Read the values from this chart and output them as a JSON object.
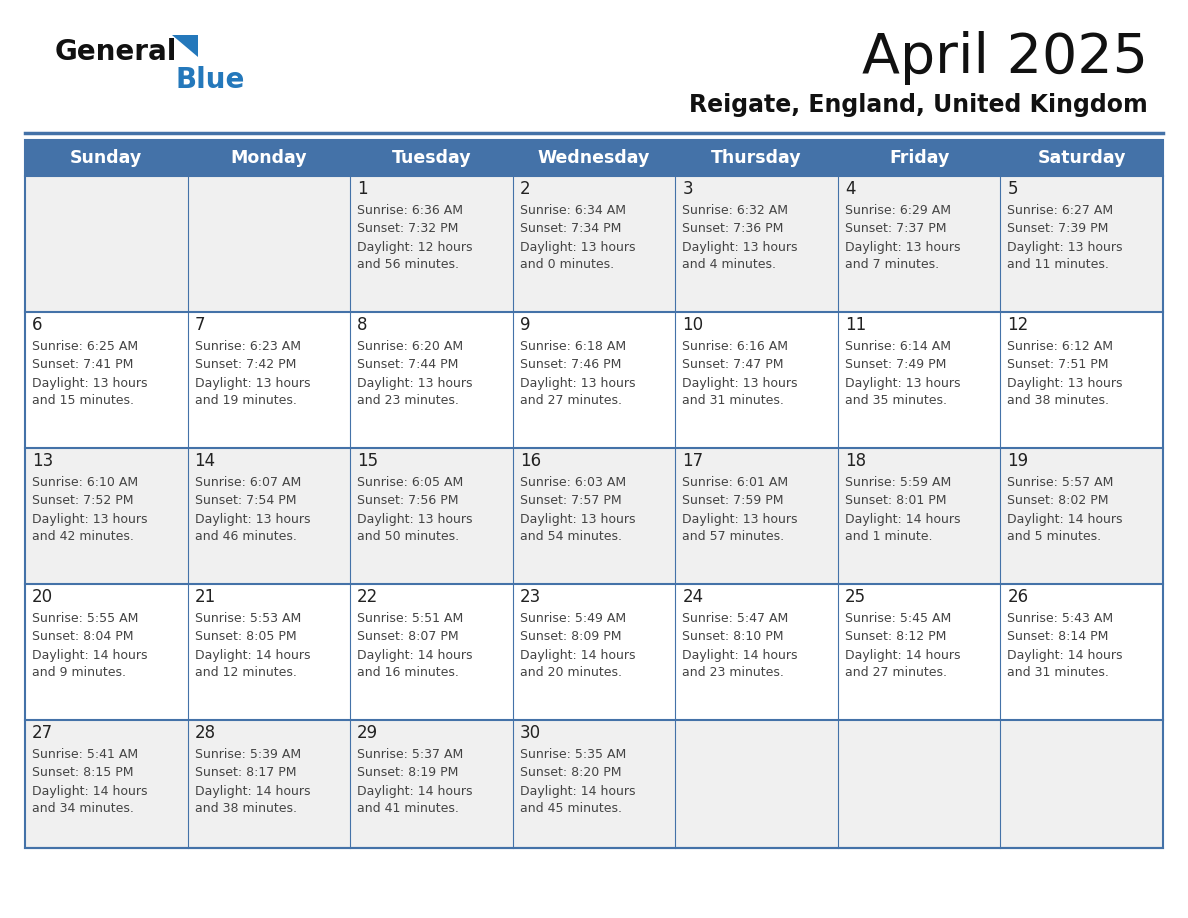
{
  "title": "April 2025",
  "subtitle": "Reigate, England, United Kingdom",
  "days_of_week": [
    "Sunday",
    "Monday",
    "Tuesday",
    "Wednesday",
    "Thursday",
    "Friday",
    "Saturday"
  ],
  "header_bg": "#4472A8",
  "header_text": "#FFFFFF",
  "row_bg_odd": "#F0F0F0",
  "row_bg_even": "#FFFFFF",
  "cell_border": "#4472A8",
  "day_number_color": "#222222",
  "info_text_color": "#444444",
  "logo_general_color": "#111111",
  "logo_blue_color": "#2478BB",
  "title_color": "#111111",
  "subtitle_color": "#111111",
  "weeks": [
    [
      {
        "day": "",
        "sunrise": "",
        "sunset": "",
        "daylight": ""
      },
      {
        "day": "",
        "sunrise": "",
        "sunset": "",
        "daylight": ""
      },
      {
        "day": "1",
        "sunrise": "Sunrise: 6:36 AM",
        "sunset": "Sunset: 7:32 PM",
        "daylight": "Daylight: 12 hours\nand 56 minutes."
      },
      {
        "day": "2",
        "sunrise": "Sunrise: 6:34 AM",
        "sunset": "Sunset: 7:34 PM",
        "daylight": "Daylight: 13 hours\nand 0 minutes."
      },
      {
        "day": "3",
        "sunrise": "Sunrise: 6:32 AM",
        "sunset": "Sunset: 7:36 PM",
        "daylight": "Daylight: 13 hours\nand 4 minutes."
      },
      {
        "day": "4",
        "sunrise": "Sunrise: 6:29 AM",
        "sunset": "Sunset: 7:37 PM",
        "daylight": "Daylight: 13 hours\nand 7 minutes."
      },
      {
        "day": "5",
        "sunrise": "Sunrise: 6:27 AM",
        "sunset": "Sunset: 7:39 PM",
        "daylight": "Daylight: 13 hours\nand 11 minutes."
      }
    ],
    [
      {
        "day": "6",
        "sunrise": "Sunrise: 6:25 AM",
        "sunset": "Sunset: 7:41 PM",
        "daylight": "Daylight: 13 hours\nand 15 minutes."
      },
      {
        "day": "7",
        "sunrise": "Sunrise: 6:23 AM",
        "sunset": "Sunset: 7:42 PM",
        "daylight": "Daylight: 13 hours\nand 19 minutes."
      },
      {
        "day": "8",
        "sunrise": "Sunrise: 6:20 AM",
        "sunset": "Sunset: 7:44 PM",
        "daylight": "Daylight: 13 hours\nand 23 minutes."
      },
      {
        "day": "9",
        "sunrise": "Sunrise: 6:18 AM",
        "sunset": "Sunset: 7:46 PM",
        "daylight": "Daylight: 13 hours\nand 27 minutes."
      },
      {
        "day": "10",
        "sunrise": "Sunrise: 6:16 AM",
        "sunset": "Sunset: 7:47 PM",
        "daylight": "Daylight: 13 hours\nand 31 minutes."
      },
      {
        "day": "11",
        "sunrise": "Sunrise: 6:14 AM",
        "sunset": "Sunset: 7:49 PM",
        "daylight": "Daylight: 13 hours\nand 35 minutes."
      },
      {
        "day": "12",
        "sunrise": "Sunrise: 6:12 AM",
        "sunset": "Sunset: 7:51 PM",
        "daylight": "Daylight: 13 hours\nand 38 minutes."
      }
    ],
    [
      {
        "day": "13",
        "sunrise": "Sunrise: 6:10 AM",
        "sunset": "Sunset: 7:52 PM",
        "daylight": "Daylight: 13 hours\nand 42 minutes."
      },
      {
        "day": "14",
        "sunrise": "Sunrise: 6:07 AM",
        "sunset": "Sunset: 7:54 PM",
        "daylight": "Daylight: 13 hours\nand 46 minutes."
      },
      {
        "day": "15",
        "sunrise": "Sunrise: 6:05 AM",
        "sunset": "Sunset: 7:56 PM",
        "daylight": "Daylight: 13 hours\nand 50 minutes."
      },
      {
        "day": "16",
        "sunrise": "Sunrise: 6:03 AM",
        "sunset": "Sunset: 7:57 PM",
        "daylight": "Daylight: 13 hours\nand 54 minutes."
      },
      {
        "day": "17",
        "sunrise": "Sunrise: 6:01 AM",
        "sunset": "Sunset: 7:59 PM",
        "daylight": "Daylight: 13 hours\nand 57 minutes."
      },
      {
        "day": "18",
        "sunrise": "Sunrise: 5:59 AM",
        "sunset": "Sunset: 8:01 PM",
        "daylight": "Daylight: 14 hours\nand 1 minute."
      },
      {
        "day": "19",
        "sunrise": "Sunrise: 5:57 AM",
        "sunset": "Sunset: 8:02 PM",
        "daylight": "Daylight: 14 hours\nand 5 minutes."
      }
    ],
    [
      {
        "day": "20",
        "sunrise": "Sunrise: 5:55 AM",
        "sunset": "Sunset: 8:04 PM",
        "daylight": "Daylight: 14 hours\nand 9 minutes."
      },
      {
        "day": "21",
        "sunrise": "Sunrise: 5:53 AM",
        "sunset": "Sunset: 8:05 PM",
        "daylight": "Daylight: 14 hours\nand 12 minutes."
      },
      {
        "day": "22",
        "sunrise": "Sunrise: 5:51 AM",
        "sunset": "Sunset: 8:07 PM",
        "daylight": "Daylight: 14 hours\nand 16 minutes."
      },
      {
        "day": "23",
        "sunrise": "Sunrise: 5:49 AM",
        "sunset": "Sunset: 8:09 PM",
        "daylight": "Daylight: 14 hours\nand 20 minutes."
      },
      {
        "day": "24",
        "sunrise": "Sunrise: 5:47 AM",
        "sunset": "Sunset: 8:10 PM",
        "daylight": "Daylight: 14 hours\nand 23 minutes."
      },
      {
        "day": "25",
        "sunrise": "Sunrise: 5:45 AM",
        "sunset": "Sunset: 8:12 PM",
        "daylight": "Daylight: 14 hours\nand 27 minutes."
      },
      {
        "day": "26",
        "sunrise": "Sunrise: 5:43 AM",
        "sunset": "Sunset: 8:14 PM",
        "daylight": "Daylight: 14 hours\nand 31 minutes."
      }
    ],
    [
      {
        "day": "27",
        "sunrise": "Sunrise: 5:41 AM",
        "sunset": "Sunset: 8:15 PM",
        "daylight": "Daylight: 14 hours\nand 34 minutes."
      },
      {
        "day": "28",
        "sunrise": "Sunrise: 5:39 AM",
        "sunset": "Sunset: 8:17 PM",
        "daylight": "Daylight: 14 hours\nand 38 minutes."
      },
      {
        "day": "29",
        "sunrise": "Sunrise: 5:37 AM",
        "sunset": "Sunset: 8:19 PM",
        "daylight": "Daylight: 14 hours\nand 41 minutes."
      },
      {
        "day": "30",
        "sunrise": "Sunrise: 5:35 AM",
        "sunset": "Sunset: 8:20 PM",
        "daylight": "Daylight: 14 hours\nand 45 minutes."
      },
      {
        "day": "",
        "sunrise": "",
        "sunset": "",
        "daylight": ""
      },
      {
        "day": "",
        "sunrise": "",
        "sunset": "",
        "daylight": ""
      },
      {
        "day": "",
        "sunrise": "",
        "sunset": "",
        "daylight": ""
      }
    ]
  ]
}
..........
* Requirement
Copy the material above in full and exactly, skipping pictures.

* Result of the task
Read the values from this chart and output them as a JSON object.
{
  "title": "April 2025",
  "subtitle": "Reigate, England, United Kingdom",
  "days_of_week": [
    "Sunday",
    "Monday",
    "Tuesday",
    "Wednesday",
    "Thursday",
    "Friday",
    "Saturday"
  ],
  "header_bg": "#4472A8",
  "header_text": "#FFFFFF",
  "row_bg_odd": "#F0F0F0",
  "row_bg_even": "#FFFFFF",
  "cell_border": "#4472A8",
  "day_number_color": "#222222",
  "info_text_color": "#444444",
  "logo_general_color": "#111111",
  "logo_blue_color": "#2478BB",
  "title_color": "#111111",
  "subtitle_color": "#111111",
  "weeks": [
    [
      {
        "day": "",
        "sunrise": "",
        "sunset": "",
        "daylight": ""
      },
      {
        "day": "",
        "sunrise": "",
        "sunset": "",
        "daylight": ""
      },
      {
        "day": "1",
        "sunrise": "Sunrise: 6:36 AM",
        "sunset": "Sunset: 7:32 PM",
        "daylight": "Daylight: 12 hours\nand 56 minutes."
      },
      {
        "day": "2",
        "sunrise": "Sunrise: 6:34 AM",
        "sunset": "Sunset: 7:34 PM",
        "daylight": "Daylight: 13 hours\nand 0 minutes."
      },
      {
        "day": "3",
        "sunrise": "Sunrise: 6:32 AM",
        "sunset": "Sunset: 7:36 PM",
        "daylight": "Daylight: 13 hours\nand 4 minutes."
      },
      {
        "day": "4",
        "sunrise": "Sunrise: 6:29 AM",
        "sunset": "Sunset: 7:37 PM",
        "daylight": "Daylight: 13 hours\nand 7 minutes."
      },
      {
        "day": "5",
        "sunrise": "Sunrise: 6:27 AM",
        "sunset": "Sunset: 7:39 PM",
        "daylight": "Daylight: 13 hours\nand 11 minutes."
      }
    ],
    [
      {
        "day": "6",
        "sunrise": "Sunrise: 6:25 AM",
        "sunset": "Sunset: 7:41 PM",
        "daylight": "Daylight: 13 hours\nand 15 minutes."
      },
      {
        "day": "7",
        "sunrise": "Sunrise: 6:23 AM",
        "sunset": "Sunset: 7:42 PM",
        "daylight": "Daylight: 13 hours\nand 19 minutes."
      },
      {
        "day": "8",
        "sunrise": "Sunrise: 6:20 AM",
        "sunset": "Sunset: 7:44 PM",
        "daylight": "Daylight: 13 hours\nand 23 minutes."
      },
      {
        "day": "9",
        "sunrise": "Sunrise: 6:18 AM",
        "sunset": "Sunset: 7:46 PM",
        "daylight": "Daylight: 13 hours\nand 27 minutes."
      },
      {
        "day": "10",
        "sunrise": "Sunrise: 6:16 AM",
        "sunset": "Sunset: 7:47 PM",
        "daylight": "Daylight: 13 hours\nand 31 minutes."
      },
      {
        "day": "11",
        "sunrise": "Sunrise: 6:14 AM",
        "sunset": "Sunset: 7:49 PM",
        "daylight": "Daylight: 13 hours\nand 35 minutes."
      },
      {
        "day": "12",
        "sunrise": "Sunrise: 6:12 AM",
        "sunset": "Sunset: 7:51 PM",
        "daylight": "Daylight: 13 hours\nand 38 minutes."
      }
    ],
    [
      {
        "day": "13",
        "sunrise": "Sunrise: 6:10 AM",
        "sunset": "Sunset: 7:52 PM",
        "daylight": "Daylight: 13 hours\nand 42 minutes."
      },
      {
        "day": "14",
        "sunrise": "Sunrise: 6:07 AM",
        "sunset": "Sunset: 7:54 PM",
        "daylight": "Daylight: 13 hours\nand 46 minutes."
      },
      {
        "day": "15",
        "sunrise": "Sunrise: 6:05 AM",
        "sunset": "Sunset: 7:56 PM",
        "daylight": "Daylight: 13 hours\nand 50 minutes."
      },
      {
        "day": "16",
        "sunrise": "Sunrise: 6:03 AM",
        "sunset": "Sunset: 7:57 PM",
        "daylight": "Daylight: 13 hours\nand 54 minutes."
      },
      {
        "day": "17",
        "sunrise": "Sunrise: 6:01 AM",
        "sunset": "Sunset: 7:59 PM",
        "daylight": "Daylight: 13 hours\nand 57 minutes."
      },
      {
        "day": "18",
        "sunrise": "Sunrise: 5:59 AM",
        "sunset": "Sunset: 8:01 PM",
        "daylight": "Daylight: 14 hours\nand 1 minute."
      },
      {
        "day": "19",
        "sunrise": "Sunrise: 5:57 AM",
        "sunset": "Sunset: 8:02 PM",
        "daylight": "Daylight: 14 hours\nand 5 minutes."
      }
    ],
    [
      {
        "day": "20",
        "sunrise": "Sunrise: 5:55 AM",
        "sunset": "Sunset: 8:04 PM",
        "daylight": "Daylight: 14 hours\nand 9 minutes."
      },
      {
        "day": "21",
        "sunrise": "Sunrise: 5:53 AM",
        "sunset": "Sunset: 8:05 PM",
        "daylight": "Daylight: 14 hours\nand 12 minutes."
      },
      {
        "day": "22",
        "sunrise": "Sunrise: 5:51 AM",
        "sunset": "Sunset: 8:07 PM",
        "daylight": "Daylight: 14 hours\nand 16 minutes."
      },
      {
        "day": "23",
        "sunrise": "Sunrise: 5:49 AM",
        "sunset": "Sunset: 8:09 PM",
        "daylight": "Daylight: 14 hours\nand 20 minutes."
      },
      {
        "day": "24",
        "sunrise": "Sunrise: 5:47 AM",
        "sunset": "Sunset: 8:10 PM",
        "daylight": "Daylight: 14 hours\nand 23 minutes."
      },
      {
        "day": "25",
        "sunrise": "Sunrise: 5:45 AM",
        "sunset": "Sunset: 8:12 PM",
        "daylight": "Daylight: 14 hours\nand 27 minutes."
      },
      {
        "day": "26",
        "sunrise": "Sunrise: 5:43 AM",
        "sunset": "Sunset: 8:14 PM",
        "daylight": "Daylight: 14 hours\nand 31 minutes."
      }
    ],
    [
      {
        "day": "27",
        "sunrise": "Sunrise: 5:41 AM",
        "sunset": "Sunset: 8:15 PM",
        "daylight": "Daylight: 14 hours\nand 34 minutes."
      },
      {
        "day": "28",
        "sunrise": "Sunrise: 5:39 AM",
        "sunset": "Sunset: 8:17 PM",
        "daylight": "Daylight: 14 hours\nand 38 minutes."
      },
      {
        "day": "29",
        "sunrise": "Sunrise: 5:37 AM",
        "sunset": "Sunset: 8:19 PM",
        "daylight": "Daylight: 14 hours\nand 41 minutes."
      },
      {
        "day": "30",
        "sunrise": "Sunrise: 5:35 AM",
        "sunset": "Sunset: 8:20 PM",
        "daylight": "Daylight: 14 hours\nand 45 minutes."
      },
      {
        "day": "",
        "sunrise": "",
        "sunset": "",
        "daylight": ""
      },
      {
        "day": "",
        "sunrise": "",
        "sunset": "",
        "daylight": ""
      },
      {
        "day": "",
        "sunrise": "",
        "sunset": "",
        "daylight": ""
      }
    ]
  ]
}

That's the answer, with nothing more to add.